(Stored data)
——

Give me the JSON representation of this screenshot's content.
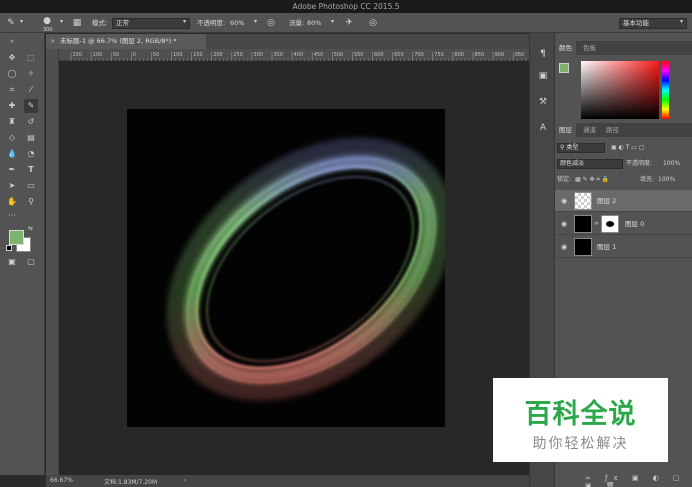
{
  "app": {
    "title": "Adobe Photoshop CC 2015.5"
  },
  "options_bar": {
    "brush_size": "300",
    "mode_label": "模式:",
    "mode_value": "正常",
    "opacity_label": "不透明度:",
    "opacity_value": "60%",
    "flow_label": "流量:",
    "flow_value": "80%",
    "workspace": "基本功能"
  },
  "document": {
    "tab_title": "未标题-1 @ 66.7% (图层 2, RGB/8*) *",
    "close_glyph": "×"
  },
  "ruler": {
    "h_ticks": [
      "150",
      "100",
      "50",
      "0",
      "50",
      "100",
      "150",
      "200",
      "250",
      "300",
      "350",
      "400",
      "450",
      "500",
      "550",
      "600",
      "650",
      "700",
      "750",
      "800",
      "850",
      "900",
      "950"
    ]
  },
  "status": {
    "zoom": "66.67%",
    "doc_info": "文档:1.83M/7.20M",
    "arrow": "›"
  },
  "color_panel": {
    "tabs": [
      "颜色",
      "色板"
    ]
  },
  "layers_panel": {
    "tabs": [
      "图层",
      "通道",
      "路径"
    ],
    "filter_kind": "类型",
    "blend_mode": "颜色减淡",
    "opacity_label": "不透明度:",
    "opacity_value": "100%",
    "lock_label": "锁定:",
    "fill_label": "填充:",
    "fill_value": "100%",
    "layers": [
      {
        "name": "图层 2",
        "selected": true
      },
      {
        "name": "图层 0",
        "selected": false
      },
      {
        "name": "图层 1",
        "selected": false
      }
    ]
  },
  "colors": {
    "foreground": "#7bb36f",
    "background": "#ffffff",
    "canvas": "#030303"
  },
  "watermark": {
    "title": "百科全说",
    "subtitle": "助你轻松解决"
  }
}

——

The exercise | Omit the pictures. Output every record above word for word.

Answer in full |
Give me the JSON representation of this screenshot's content.
{
  "app": {
    "title": "Adobe Photoshop CC 2015.5"
  },
  "options_bar": {
    "brush_size": "300",
    "mode_label": "模式:",
    "mode_value": "正常",
    "opacity_label": "不透明度:",
    "opacity_value": "60%",
    "flow_label": "流量:",
    "flow_value": "80%",
    "workspace": "基本功能"
  },
  "document": {
    "tab_title": "未标题-1 @ 66.7% (图层 2, RGB/8*) *",
    "close_glyph": "×"
  },
  "ruler": {
    "h_ticks": [
      "150",
      "100",
      "50",
      "0",
      "50",
      "100",
      "150",
      "200",
      "250",
      "300",
      "350",
      "400",
      "450",
      "500",
      "550",
      "600",
      "650",
      "700",
      "750",
      "800",
      "850",
      "900",
      "950"
    ]
  },
  "status": {
    "zoom": "66.67%",
    "doc_info": "文档:1.83M/7.20M",
    "arrow": "›"
  },
  "color_panel": {
    "tabs": [
      "颜色",
      "色板"
    ]
  },
  "layers_panel": {
    "tabs": [
      "图层",
      "通道",
      "路径"
    ],
    "filter_kind": "类型",
    "blend_mode": "颜色减淡",
    "opacity_label": "不透明度:",
    "opacity_value": "100%",
    "lock_label": "锁定:",
    "fill_label": "填充:",
    "fill_value": "100%",
    "layers": [
      {
        "name": "图层 2",
        "selected": true
      },
      {
        "name": "图层 0",
        "selected": false
      },
      {
        "name": "图层 1",
        "selected": false
      }
    ]
  },
  "colors": {
    "foreground": "#7bb36f",
    "background": "#ffffff",
    "canvas": "#030303"
  },
  "watermark": {
    "title": "百科全说",
    "subtitle": "助你轻松解决"
  }
}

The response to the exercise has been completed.